▶ RECORDED INFORMATION
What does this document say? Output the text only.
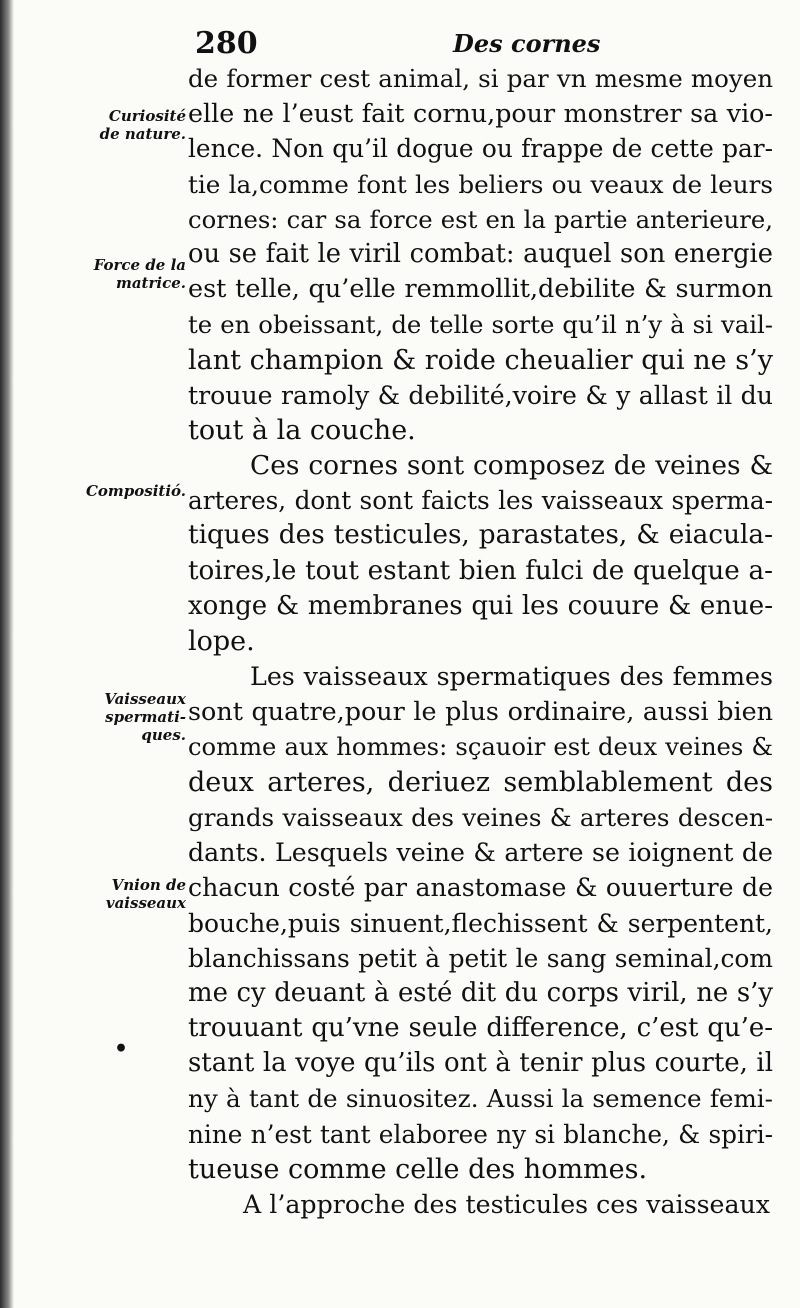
280	Des cornes
Curiosité
de nature.
Force de la
matrice.
Compositió.
Vaisseaux
spermati-
ques.
Vnion de
vaisseaux
•
de former cest animal, si par vn mesme moyen
elle ne l’eust fait cornu,pour monstrer sa vio-
lence. Non qu’il dogue ou frappe de cette par-
tie la,comme font les beliers ou veaux de leurs
cornes: car sa force est en la partie anterieure,
ou se fait le viril combat: auquel son energie
est telle, qu’elle remmollit,debilite & surmon
te en obeissant, de telle sorte qu’il n’y à si vail-
lant champion & roide cheualier qui ne s’y
trouue ramoly & debilité,voire & y allast il du
tout à la couche.
Ces cornes sont composez de veines &
arteres, dont sont faicts les vaisseaux sperma-
tiques des testicules, parastates, & eiacula-
toires,le tout estant bien fulci de quelque a-
xonge & membranes qui les couure & enue-
lope.
Les vaisseaux spermatiques des femmes
sont quatre,pour le plus ordinaire, aussi bien
comme aux hommes: sçauoir est deux veines &
deux arteres, deriuez semblablement des
grands vaisseaux des veines & arteres descen-
dants. Lesquels veine & artere se ioignent de
chacun costé par anastomase & ouuerture de
bouche,puis sinuent,flechissent & serpentent,
blanchissans petit à petit le sang seminal,com
me cy deuant à esté dit du corps viril, ne s’y
trouuant qu’vne seule difference, c’est qu’e-
stant la voye qu’ils ont à tenir plus courte, il
ny à tant de sinuositez. Aussi la semence femi-
nine n’est tant elaboree ny si blanche, & spiri-
tueuse comme celle des hommes.
A l’approche des testicules ces vaisseaux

▶ STATED GOAL
The data should be printed again unchanged; leave its pictures out.

▶ COMPLETE OUTPUT
What does this document say? Output the text only.
280	Des cornes
Curiosité
de nature.
Force de la
matrice.
Compositió.
Vaisseaux
spermati-
ques.
Vnion de
vaisseaux
•
de former cest animal, si par vn mesme moyen
elle ne l’eust fait cornu,pour monstrer sa vio-
lence. Non qu’il dogue ou frappe de cette par-
tie la,comme font les beliers ou veaux de leurs
cornes: car sa force est en la partie anterieure,
ou se fait le viril combat: auquel son energie
est telle, qu’elle remmollit,debilite & surmon
te en obeissant, de telle sorte qu’il n’y à si vail-
lant champion & roide cheualier qui ne s’y
trouue ramoly & debilité,voire & y allast il du
tout à la couche.
Ces cornes sont composez de veines &
arteres, dont sont faicts les vaisseaux sperma-
tiques des testicules, parastates, & eiacula-
toires,le tout estant bien fulci de quelque a-
xonge & membranes qui les couure & enue-
lope.
Les vaisseaux spermatiques des femmes
sont quatre,pour le plus ordinaire, aussi bien
comme aux hommes: sçauoir est deux veines &
deux arteres, deriuez semblablement des
grands vaisseaux des veines & arteres descen-
dants. Lesquels veine & artere se ioignent de
chacun costé par anastomase & ouuerture de
bouche,puis sinuent,flechissent & serpentent,
blanchissans petit à petit le sang seminal,com
me cy deuant à esté dit du corps viril, ne s’y
trouuant qu’vne seule difference, c’est qu’e-
stant la voye qu’ils ont à tenir plus courte, il
ny à tant de sinuositez. Aussi la semence femi-
nine n’est tant elaboree ny si blanche, & spiri-
tueuse comme celle des hommes.
A l’approche des testicules ces vaisseaux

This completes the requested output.